Entries from a dataset -
########################################
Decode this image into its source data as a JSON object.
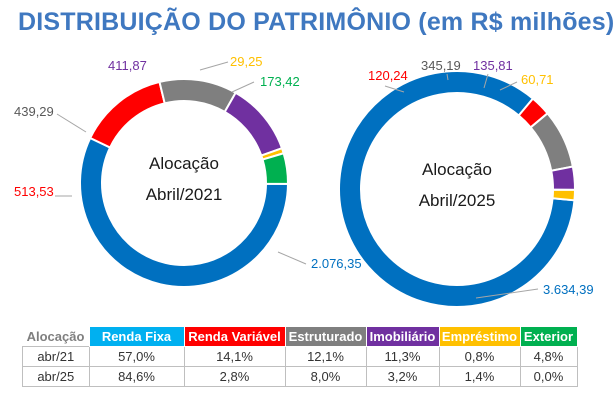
{
  "title": "DISTRIBUIÇÃO DO PATRIMÔNIO (em R$ milhões)",
  "chart_data": [
    {
      "type": "pie",
      "center_label": [
        "Alocação",
        "Abril/2021"
      ],
      "categories": [
        "Renda Fixa",
        "Renda Variável",
        "Estruturado",
        "Imobiliário",
        "Empréstimo",
        "Exterior"
      ],
      "values": [
        2076.35,
        513.53,
        439.29,
        411.87,
        29.25,
        173.42
      ],
      "value_labels": [
        "2.076,35",
        "513,53",
        "439,29",
        "411,87",
        "29,25",
        "173,42"
      ]
    },
    {
      "type": "pie",
      "center_label": [
        "Alocação",
        "Abril/2025"
      ],
      "categories": [
        "Renda Fixa",
        "Renda Variável",
        "Estruturado",
        "Imobiliário",
        "Empréstimo",
        "Exterior"
      ],
      "values": [
        3634.39,
        120.24,
        345.19,
        135.81,
        60.71,
        0
      ],
      "value_labels": [
        "3.634,39",
        "120,24",
        "345,19",
        "135,81",
        "60,71",
        ""
      ]
    }
  ],
  "colors": {
    "Renda Fixa": "#0070c0",
    "Renda Variável": "#ff0000",
    "Estruturado": "#7f7f7f",
    "Imobiliário": "#7030a0",
    "Empréstimo": "#ffc000",
    "Exterior": "#00b050"
  },
  "table": {
    "header_first": "Alocação",
    "columns": [
      {
        "label": "Renda Fixa",
        "color": "#00b0f0"
      },
      {
        "label": "Renda Variável",
        "color": "#ff0000"
      },
      {
        "label": "Estruturado",
        "color": "#7f7f7f"
      },
      {
        "label": "Imobiliário",
        "color": "#7030a0"
      },
      {
        "label": "Empréstimo",
        "color": "#ffc000"
      },
      {
        "label": "Exterior",
        "color": "#00b050"
      }
    ],
    "rows": [
      {
        "label": "abr/21",
        "cells": [
          "57,0%",
          "14,1%",
          "12,1%",
          "11,3%",
          "0,8%",
          "4,8%"
        ]
      },
      {
        "label": "abr/25",
        "cells": [
          "84,6%",
          "2,8%",
          "8,0%",
          "3,2%",
          "1,4%",
          "0,0%"
        ]
      }
    ]
  }
}
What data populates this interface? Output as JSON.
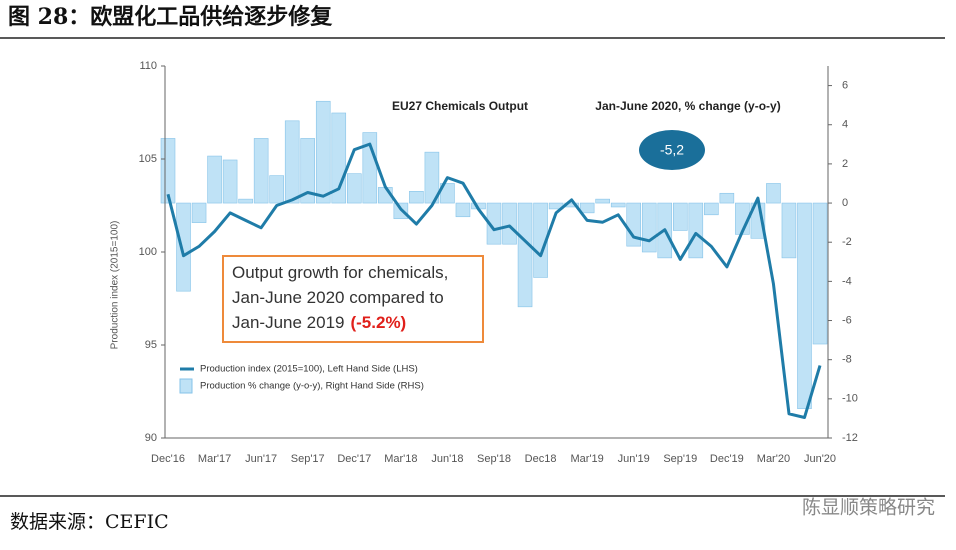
{
  "chart_data": {
    "type": "combo",
    "title": "图 28：欧盟化工品供给逐步修复",
    "inner_title": "EU27 Chemicals Output",
    "inner_subtitle": "Jan-June 2020, % change (y-o-y)",
    "bubble": "-5,2",
    "callout": [
      "Output growth for chemicals,",
      "Jan-June 2020 compared to",
      "Jan-June 2019"
    ],
    "callout_highlight": "(-5.2%)",
    "ylabel": "Production index (2015=100)",
    "categories": [
      "Dec'16",
      null,
      null,
      "Mar'17",
      null,
      null,
      "Jun'17",
      null,
      null,
      "Sep'17",
      null,
      null,
      "Dec'17",
      null,
      null,
      "Mar'18",
      null,
      null,
      "Jun'18",
      null,
      null,
      "Sep'18",
      null,
      null,
      "Dec18",
      null,
      null,
      "Mar'19",
      null,
      null,
      "Jun'19",
      null,
      null,
      "Sep'19",
      null,
      null,
      "Dec'19",
      null,
      null,
      "Mar'20",
      null,
      null,
      "Jun'20"
    ],
    "series": [
      {
        "name": "Production index (2015=100), Left Hand Side (LHS)",
        "type": "line",
        "axis": "y",
        "color": "#1f7ca8",
        "values": [
          103.1,
          99.8,
          100.3,
          101.1,
          102.1,
          101.7,
          101.3,
          102.5,
          102.8,
          103.2,
          103.0,
          103.4,
          105.5,
          105.8,
          103.5,
          102.3,
          101.5,
          102.5,
          104.0,
          103.7,
          102.3,
          101.2,
          101.4,
          100.6,
          99.8,
          102.1,
          102.8,
          101.7,
          101.6,
          102.0,
          100.8,
          100.6,
          101.2,
          99.6,
          101.0,
          100.3,
          99.2,
          101.1,
          102.9,
          98.3,
          91.3,
          91.1,
          93.9
        ]
      },
      {
        "name": "Production % change (y-o-y), Right Hand Side (RHS)",
        "type": "bar",
        "axis": "y2",
        "color": "#bfe2f6",
        "values": [
          3.3,
          -4.5,
          -1.0,
          2.4,
          2.2,
          0.2,
          3.3,
          1.4,
          4.2,
          3.3,
          5.2,
          4.6,
          1.5,
          3.6,
          0.8,
          -0.8,
          0.6,
          2.6,
          1.0,
          -0.7,
          -0.3,
          -2.1,
          -2.1,
          -5.3,
          -3.8,
          -0.3,
          -0.2,
          -0.5,
          0.2,
          -0.2,
          -2.2,
          -2.5,
          -2.8,
          -1.4,
          -2.8,
          -0.6,
          0.5,
          -1.6,
          -1.8,
          1.0,
          -2.8,
          -10.5,
          -7.2
        ]
      }
    ],
    "ylim": [
      90,
      110
    ],
    "yticks": [
      90,
      95,
      100,
      105,
      110
    ],
    "y2lim": [
      -12,
      7
    ],
    "y2ticks": [
      -12,
      -10,
      -8,
      -6,
      -4,
      -2,
      0,
      2,
      4,
      6
    ]
  },
  "source": "数据来源：CEFIC",
  "watermark": "陈显顺策略研究"
}
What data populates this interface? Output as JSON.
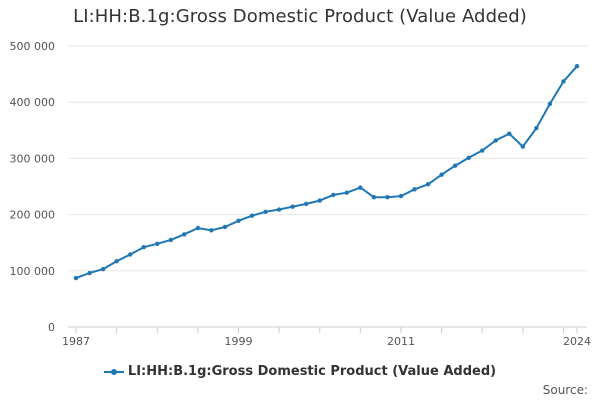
{
  "chart_data": {
    "type": "line",
    "title": "LI:HH:B.1g:Gross Domestic Product (Value Added)",
    "xlabel": "",
    "ylabel": "",
    "x_tick_labels": [
      "1987",
      "1999",
      "2011",
      "2024"
    ],
    "x_ticks": [
      1987,
      1999,
      2011,
      2024
    ],
    "y_tick_labels": [
      "0",
      "100 000",
      "200 000",
      "300 000",
      "400 000",
      "500 000"
    ],
    "y_ticks": [
      0,
      100000,
      200000,
      300000,
      400000,
      500000
    ],
    "xlim": [
      1987,
      2024
    ],
    "ylim": [
      0,
      500000
    ],
    "grid": true,
    "legend_position": "bottom-center",
    "series": [
      {
        "name": "LI:HH:B.1g:Gross Domestic Product (Value Added)",
        "color": "#1f77b4",
        "x": [
          1987,
          1988,
          1989,
          1990,
          1991,
          1992,
          1993,
          1994,
          1995,
          1996,
          1997,
          1998,
          1999,
          2000,
          2001,
          2002,
          2003,
          2004,
          2005,
          2006,
          2007,
          2008,
          2009,
          2010,
          2011,
          2012,
          2013,
          2014,
          2015,
          2016,
          2017,
          2018,
          2019,
          2020,
          2021,
          2022,
          2023,
          2024
        ],
        "values": [
          87000,
          96000,
          103000,
          117000,
          129000,
          142000,
          148000,
          155000,
          165000,
          176000,
          172000,
          178000,
          189000,
          198000,
          205000,
          209000,
          214000,
          219000,
          225000,
          235000,
          239000,
          248000,
          231000,
          231000,
          233000,
          245000,
          254000,
          271000,
          287000,
          301000,
          314000,
          332000,
          344000,
          321000,
          354000,
          397000,
          437000,
          464000
        ]
      }
    ]
  },
  "source_label": "Source:"
}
########################################
Written exercise -
List each line of the entries that holds the string "ylabel".

In response -
    "ylabel": "Production index (2015=100)",
    "ylabel": "",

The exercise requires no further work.